YOUR INSTRUCTIONS. The records that follow should be retyped word for word.

DATA EXCERPTS.
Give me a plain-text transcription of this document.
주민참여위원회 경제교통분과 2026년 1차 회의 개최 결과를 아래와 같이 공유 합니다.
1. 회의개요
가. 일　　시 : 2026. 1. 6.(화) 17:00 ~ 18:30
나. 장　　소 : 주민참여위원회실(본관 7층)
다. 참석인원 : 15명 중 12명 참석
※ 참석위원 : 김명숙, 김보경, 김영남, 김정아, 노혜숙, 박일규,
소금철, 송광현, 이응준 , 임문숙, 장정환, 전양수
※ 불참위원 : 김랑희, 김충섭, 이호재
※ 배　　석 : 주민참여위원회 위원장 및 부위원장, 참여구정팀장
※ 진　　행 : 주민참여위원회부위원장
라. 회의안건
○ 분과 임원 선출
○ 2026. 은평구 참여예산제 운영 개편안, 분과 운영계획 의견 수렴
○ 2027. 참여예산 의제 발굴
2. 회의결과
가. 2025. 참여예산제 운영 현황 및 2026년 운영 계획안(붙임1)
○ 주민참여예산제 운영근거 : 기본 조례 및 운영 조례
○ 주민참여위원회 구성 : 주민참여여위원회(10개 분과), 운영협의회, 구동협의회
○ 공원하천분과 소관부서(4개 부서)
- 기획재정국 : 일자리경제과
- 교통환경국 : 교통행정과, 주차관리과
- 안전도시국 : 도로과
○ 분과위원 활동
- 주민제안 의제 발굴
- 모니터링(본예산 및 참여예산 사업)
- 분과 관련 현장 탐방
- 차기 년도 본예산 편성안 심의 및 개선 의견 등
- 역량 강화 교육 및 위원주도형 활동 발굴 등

TASK RESPONSE.
Give me a plain-text transcription of this document.
주민참여위원회 경제교통분과 2026년 1차 회의 개최 결과를 아래와 같이 공유 합니다.
1. 회의개요
가. 일　　시 : 2026. 1. 6.(화) 17:00 ~ 18:30
나. 장　　소 : 주민참여위원회실(본관 7층)
다. 참석인원 : 15명 중 12명 참석
※ 참석위원 : 김명숙, 김보경, 김영남, 김정아, 노혜숙, 박일규,
소금철, 송광현, 이응준 , 임문숙, 장정환, 전양수
※ 불참위원 : 김랑희, 김충섭, 이호재
※ 배　　석 : 주민참여위원회 위원장 및 부위원장, 참여구정팀장
※ 진　　행 : 주민참여위원회부위원장
라. 회의안건
○ 분과 임원 선출
○ 2026. 은평구 참여예산제 운영 개편안, 분과 운영계획 의견 수렴
○ 2027. 참여예산 의제 발굴
2. 회의결과
가. 2025. 참여예산제 운영 현황 및 2026년 운영 계획안(붙임1)
○ 주민참여예산제 운영근거 : 기본 조례 및 운영 조례
○ 주민참여위원회 구성 : 주민참여여위원회(10개 분과), 운영협의회, 구동협의회
○ 공원하천분과 소관부서(4개 부서)
- 기획재정국 : 일자리경제과
- 교통환경국 : 교통행정과, 주차관리과
- 안전도시국 : 도로과
○ 분과위원 활동
- 주민제안 의제 발굴
- 모니터링(본예산 및 참여예산 사업)
- 분과 관련 현장 탐방
- 차기 년도 본예산 편성안 심의 및 개선 의견 등
- 역량 강화 교육 및 위원주도형 활동 발굴 등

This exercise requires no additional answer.